* Start Data for this exercise *

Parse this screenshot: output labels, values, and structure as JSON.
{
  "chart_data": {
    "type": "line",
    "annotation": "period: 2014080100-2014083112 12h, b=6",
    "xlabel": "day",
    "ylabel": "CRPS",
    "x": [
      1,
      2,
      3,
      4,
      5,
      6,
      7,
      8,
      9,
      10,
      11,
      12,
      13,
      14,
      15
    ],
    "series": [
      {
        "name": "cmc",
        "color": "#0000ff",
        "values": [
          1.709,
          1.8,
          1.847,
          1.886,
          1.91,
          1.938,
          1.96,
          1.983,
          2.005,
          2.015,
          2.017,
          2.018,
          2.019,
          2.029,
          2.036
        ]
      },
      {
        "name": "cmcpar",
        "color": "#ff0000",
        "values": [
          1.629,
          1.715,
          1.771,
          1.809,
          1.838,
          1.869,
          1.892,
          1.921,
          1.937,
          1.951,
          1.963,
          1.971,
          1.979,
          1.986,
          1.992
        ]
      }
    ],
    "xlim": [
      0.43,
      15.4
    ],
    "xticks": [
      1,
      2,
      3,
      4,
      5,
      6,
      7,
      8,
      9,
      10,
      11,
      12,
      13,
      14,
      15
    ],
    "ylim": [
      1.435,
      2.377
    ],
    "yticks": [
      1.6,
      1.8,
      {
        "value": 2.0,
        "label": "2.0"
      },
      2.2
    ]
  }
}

* End Data for this exercise *

Every record should be repeated exactly; please leave none out.

Parse this screenshot: output labels, values, and structure as JSON.
{
  "chart_data": {
    "type": "line",
    "annotation": "period: 2014080100-2014083112 12h, b=6",
    "xlabel": "day",
    "ylabel": "CRPS",
    "x": [
      1,
      2,
      3,
      4,
      5,
      6,
      7,
      8,
      9,
      10,
      11,
      12,
      13,
      14,
      15
    ],
    "series": [
      {
        "name": "cmc",
        "color": "#0000ff",
        "values": [
          1.709,
          1.8,
          1.847,
          1.886,
          1.91,
          1.938,
          1.96,
          1.983,
          2.005,
          2.015,
          2.017,
          2.018,
          2.019,
          2.029,
          2.036
        ]
      },
      {
        "name": "cmcpar",
        "color": "#ff0000",
        "values": [
          1.629,
          1.715,
          1.771,
          1.809,
          1.838,
          1.869,
          1.892,
          1.921,
          1.937,
          1.951,
          1.963,
          1.971,
          1.979,
          1.986,
          1.992
        ]
      }
    ],
    "xlim": [
      0.43,
      15.4
    ],
    "xticks": [
      1,
      2,
      3,
      4,
      5,
      6,
      7,
      8,
      9,
      10,
      11,
      12,
      13,
      14,
      15
    ],
    "ylim": [
      1.435,
      2.377
    ],
    "yticks": [
      1.6,
      1.8,
      {
        "value": 2.0,
        "label": "2.0"
      },
      2.2
    ]
  }
}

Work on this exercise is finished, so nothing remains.